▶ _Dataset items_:
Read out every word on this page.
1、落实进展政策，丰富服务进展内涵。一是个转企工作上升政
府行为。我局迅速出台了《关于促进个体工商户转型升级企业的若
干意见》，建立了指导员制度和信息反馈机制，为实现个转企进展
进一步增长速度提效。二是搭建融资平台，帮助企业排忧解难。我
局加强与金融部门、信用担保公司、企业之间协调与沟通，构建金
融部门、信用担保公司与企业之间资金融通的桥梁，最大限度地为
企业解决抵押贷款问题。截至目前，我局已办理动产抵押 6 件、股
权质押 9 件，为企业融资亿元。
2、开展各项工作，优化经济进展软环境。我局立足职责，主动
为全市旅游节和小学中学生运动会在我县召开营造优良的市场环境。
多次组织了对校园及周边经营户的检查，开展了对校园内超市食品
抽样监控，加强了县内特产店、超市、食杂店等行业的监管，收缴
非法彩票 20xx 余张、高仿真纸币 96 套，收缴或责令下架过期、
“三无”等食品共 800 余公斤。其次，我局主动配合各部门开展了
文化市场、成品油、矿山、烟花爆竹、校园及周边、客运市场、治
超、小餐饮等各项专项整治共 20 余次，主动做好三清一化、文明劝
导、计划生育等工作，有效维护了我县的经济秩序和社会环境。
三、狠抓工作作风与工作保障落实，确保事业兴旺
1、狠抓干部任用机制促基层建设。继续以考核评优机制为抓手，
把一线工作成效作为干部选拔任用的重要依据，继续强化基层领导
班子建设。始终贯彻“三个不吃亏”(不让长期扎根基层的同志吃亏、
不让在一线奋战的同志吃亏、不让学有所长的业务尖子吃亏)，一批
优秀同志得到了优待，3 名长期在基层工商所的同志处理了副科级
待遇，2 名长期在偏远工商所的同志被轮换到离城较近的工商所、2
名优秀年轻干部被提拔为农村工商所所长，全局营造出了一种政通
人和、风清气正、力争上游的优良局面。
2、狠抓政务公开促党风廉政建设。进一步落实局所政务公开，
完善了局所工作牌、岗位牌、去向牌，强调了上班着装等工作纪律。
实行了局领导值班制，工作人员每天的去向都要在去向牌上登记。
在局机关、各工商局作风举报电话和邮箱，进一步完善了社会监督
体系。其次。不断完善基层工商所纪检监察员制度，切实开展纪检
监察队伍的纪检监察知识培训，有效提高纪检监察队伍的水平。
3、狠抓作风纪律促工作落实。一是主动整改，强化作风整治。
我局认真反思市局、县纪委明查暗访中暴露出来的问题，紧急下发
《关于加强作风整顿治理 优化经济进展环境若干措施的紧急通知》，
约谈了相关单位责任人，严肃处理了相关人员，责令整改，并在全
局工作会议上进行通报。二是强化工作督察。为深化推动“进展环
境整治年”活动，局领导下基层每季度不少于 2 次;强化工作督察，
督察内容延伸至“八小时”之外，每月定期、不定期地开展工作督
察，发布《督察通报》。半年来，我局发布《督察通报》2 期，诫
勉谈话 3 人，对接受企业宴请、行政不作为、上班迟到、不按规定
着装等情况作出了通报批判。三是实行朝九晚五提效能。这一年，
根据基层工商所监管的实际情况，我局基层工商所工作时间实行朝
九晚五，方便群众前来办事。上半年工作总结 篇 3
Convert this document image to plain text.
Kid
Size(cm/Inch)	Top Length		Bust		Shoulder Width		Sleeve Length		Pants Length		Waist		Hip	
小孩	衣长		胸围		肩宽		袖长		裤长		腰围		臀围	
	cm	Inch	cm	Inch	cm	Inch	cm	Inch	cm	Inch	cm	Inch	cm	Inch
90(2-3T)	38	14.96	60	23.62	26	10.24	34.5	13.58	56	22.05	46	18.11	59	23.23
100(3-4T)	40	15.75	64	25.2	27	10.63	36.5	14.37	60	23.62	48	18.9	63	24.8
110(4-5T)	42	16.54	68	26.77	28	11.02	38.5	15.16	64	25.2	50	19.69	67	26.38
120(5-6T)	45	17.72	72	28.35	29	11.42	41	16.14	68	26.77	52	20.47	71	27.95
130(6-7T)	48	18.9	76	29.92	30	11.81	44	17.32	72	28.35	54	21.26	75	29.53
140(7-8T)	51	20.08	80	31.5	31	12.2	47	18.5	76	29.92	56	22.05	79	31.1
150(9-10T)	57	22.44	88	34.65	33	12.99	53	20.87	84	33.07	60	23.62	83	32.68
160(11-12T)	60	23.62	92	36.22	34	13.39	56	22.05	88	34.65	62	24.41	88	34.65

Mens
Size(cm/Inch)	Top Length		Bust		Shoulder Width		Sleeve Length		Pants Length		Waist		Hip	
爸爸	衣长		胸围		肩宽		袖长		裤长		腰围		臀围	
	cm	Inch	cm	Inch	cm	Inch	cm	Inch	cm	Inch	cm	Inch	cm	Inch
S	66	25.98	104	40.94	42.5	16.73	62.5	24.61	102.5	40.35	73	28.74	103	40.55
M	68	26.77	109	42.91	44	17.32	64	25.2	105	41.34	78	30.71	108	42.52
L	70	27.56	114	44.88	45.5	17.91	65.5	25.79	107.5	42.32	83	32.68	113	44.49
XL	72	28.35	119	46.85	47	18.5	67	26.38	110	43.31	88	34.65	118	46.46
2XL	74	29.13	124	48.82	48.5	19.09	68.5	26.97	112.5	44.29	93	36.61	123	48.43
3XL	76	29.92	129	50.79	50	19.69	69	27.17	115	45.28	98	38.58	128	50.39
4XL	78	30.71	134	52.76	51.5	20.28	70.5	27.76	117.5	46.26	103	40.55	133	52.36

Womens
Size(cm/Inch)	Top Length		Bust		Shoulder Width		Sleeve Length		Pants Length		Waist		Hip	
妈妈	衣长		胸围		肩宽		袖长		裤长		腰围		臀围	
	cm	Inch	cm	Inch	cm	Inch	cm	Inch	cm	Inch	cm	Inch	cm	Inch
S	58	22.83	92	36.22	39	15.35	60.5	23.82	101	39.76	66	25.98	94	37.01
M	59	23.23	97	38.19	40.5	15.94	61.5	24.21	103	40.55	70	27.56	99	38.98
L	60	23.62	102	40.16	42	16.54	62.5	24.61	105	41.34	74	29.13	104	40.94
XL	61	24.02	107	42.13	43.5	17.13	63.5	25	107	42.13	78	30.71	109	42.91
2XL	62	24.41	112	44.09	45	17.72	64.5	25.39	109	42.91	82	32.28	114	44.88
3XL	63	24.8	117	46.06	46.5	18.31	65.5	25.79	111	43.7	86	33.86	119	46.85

▶ _Written request_: Please set down all the data word for word.

▶ _Complete response_:
Read out every word on this page.
1、落实进展政策，丰富服务进展内涵。一是个转企工作上升政
府行为。我局迅速出台了《关于促进个体工商户转型升级企业的若
干意见》，建立了指导员制度和信息反馈机制，为实现个转企进展
进一步增长速度提效。二是搭建融资平台，帮助企业排忧解难。我
局加强与金融部门、信用担保公司、企业之间协调与沟通，构建金
融部门、信用担保公司与企业之间资金融通的桥梁，最大限度地为
企业解决抵押贷款问题。截至目前，我局已办理动产抵押 6 件、股
权质押 9 件，为企业融资亿元。
2、开展各项工作，优化经济进展软环境。我局立足职责，主动
为全市旅游节和小学中学生运动会在我县召开营造优良的市场环境。
多次组织了对校园及周边经营户的检查，开展了对校园内超市食品
抽样监控，加强了县内特产店、超市、食杂店等行业的监管，收缴
非法彩票 20xx 余张、高仿真纸币 96 套，收缴或责令下架过期、
“三无”等食品共 800 余公斤。其次，我局主动配合各部门开展了
文化市场、成品油、矿山、烟花爆竹、校园及周边、客运市场、治
超、小餐饮等各项专项整治共 20 余次，主动做好三清一化、文明劝
导、计划生育等工作，有效维护了我县的经济秩序和社会环境。
三、狠抓工作作风与工作保障落实，确保事业兴旺
1、狠抓干部任用机制促基层建设。继续以考核评优机制为抓手，
把一线工作成效作为干部选拔任用的重要依据，继续强化基层领导
班子建设。始终贯彻“三个不吃亏”(不让长期扎根基层的同志吃亏、
不让在一线奋战的同志吃亏、不让学有所长的业务尖子吃亏)，一批
优秀同志得到了优待，3 名长期在基层工商所的同志处理了副科级
待遇，2 名长期在偏远工商所的同志被轮换到离城较近的工商所、2
名优秀年轻干部被提拔为农村工商所所长，全局营造出了一种政通
人和、风清气正、力争上游的优良局面。
2、狠抓政务公开促党风廉政建设。进一步落实局所政务公开，
完善了局所工作牌、岗位牌、去向牌，强调了上班着装等工作纪律。
实行了局领导值班制，工作人员每天的去向都要在去向牌上登记。
在局机关、各工商局作风举报电话和邮箱，进一步完善了社会监督
体系。其次。不断完善基层工商所纪检监察员制度，切实开展纪检
监察队伍的纪检监察知识培训，有效提高纪检监察队伍的水平。
3、狠抓作风纪律促工作落实。一是主动整改，强化作风整治。
我局认真反思市局、县纪委明查暗访中暴露出来的问题，紧急下发
《关于加强作风整顿治理 优化经济进展环境若干措施的紧急通知》，
约谈了相关单位责任人，严肃处理了相关人员，责令整改，并在全
局工作会议上进行通报。二是强化工作督察。为深化推动“进展环
境整治年”活动，局领导下基层每季度不少于 2 次;强化工作督察，
督察内容延伸至“八小时”之外，每月定期、不定期地开展工作督
察，发布《督察通报》。半年来，我局发布《督察通报》2 期，诫
勉谈话 3 人，对接受企业宴请、行政不作为、上班迟到、不按规定
着装等情况作出了通报批判。三是实行朝九晚五提效能。这一年，
根据基层工商所监管的实际情况，我局基层工商所工作时间实行朝
九晚五，方便群众前来办事。上半年工作总结 篇 3
Convert this document image to plain text.
Kid
Size(cm/Inch)	Top Length		Bust		Shoulder Width		Sleeve Length		Pants Length		Waist		Hip	
小孩	衣长		胸围		肩宽		袖长		裤长		腰围		臀围	
	cm	Inch	cm	Inch	cm	Inch	cm	Inch	cm	Inch	cm	Inch	cm	Inch
90(2-3T)	38	14.96	60	23.62	26	10.24	34.5	13.58	56	22.05	46	18.11	59	23.23
100(3-4T)	40	15.75	64	25.2	27	10.63	36.5	14.37	60	23.62	48	18.9	63	24.8
110(4-5T)	42	16.54	68	26.77	28	11.02	38.5	15.16	64	25.2	50	19.69	67	26.38
120(5-6T)	45	17.72	72	28.35	29	11.42	41	16.14	68	26.77	52	20.47	71	27.95
130(6-7T)	48	18.9	76	29.92	30	11.81	44	17.32	72	28.35	54	21.26	75	29.53
140(7-8T)	51	20.08	80	31.5	31	12.2	47	18.5	76	29.92	56	22.05	79	31.1
150(9-10T)	57	22.44	88	34.65	33	12.99	53	20.87	84	33.07	60	23.62	83	32.68
160(11-12T)	60	23.62	92	36.22	34	13.39	56	22.05	88	34.65	62	24.41	88	34.65

Mens
Size(cm/Inch)	Top Length		Bust		Shoulder Width		Sleeve Length		Pants Length		Waist		Hip	
爸爸	衣长		胸围		肩宽		袖长		裤长		腰围		臀围	
	cm	Inch	cm	Inch	cm	Inch	cm	Inch	cm	Inch	cm	Inch	cm	Inch
S	66	25.98	104	40.94	42.5	16.73	62.5	24.61	102.5	40.35	73	28.74	103	40.55
M	68	26.77	109	42.91	44	17.32	64	25.2	105	41.34	78	30.71	108	42.52
L	70	27.56	114	44.88	45.5	17.91	65.5	25.79	107.5	42.32	83	32.68	113	44.49
XL	72	28.35	119	46.85	47	18.5	67	26.38	110	43.31	88	34.65	118	46.46
2XL	74	29.13	124	48.82	48.5	19.09	68.5	26.97	112.5	44.29	93	36.61	123	48.43
3XL	76	29.92	129	50.79	50	19.69	69	27.17	115	45.28	98	38.58	128	50.39
4XL	78	30.71	134	52.76	51.5	20.28	70.5	27.76	117.5	46.26	103	40.55	133	52.36

Womens
Size(cm/Inch)	Top Length		Bust		Shoulder Width		Sleeve Length		Pants Length		Waist		Hip	
妈妈	衣长		胸围		肩宽		袖长		裤长		腰围		臀围	
	cm	Inch	cm	Inch	cm	Inch	cm	Inch	cm	Inch	cm	Inch	cm	Inch
S	58	22.83	92	36.22	39	15.35	60.5	23.82	101	39.76	66	25.98	94	37.01
M	59	23.23	97	38.19	40.5	15.94	61.5	24.21	103	40.55	70	27.56	99	38.98
L	60	23.62	102	40.16	42	16.54	62.5	24.61	105	41.34	74	29.13	104	40.94
XL	61	24.02	107	42.13	43.5	17.13	63.5	25	107	42.13	78	30.71	109	42.91
2XL	62	24.41	112	44.09	45	17.72	64.5	25.39	109	42.91	82	32.28	114	44.88
3XL	63	24.8	117	46.06	46.5	18.31	65.5	25.79	111	43.7	86	33.86	119	46.85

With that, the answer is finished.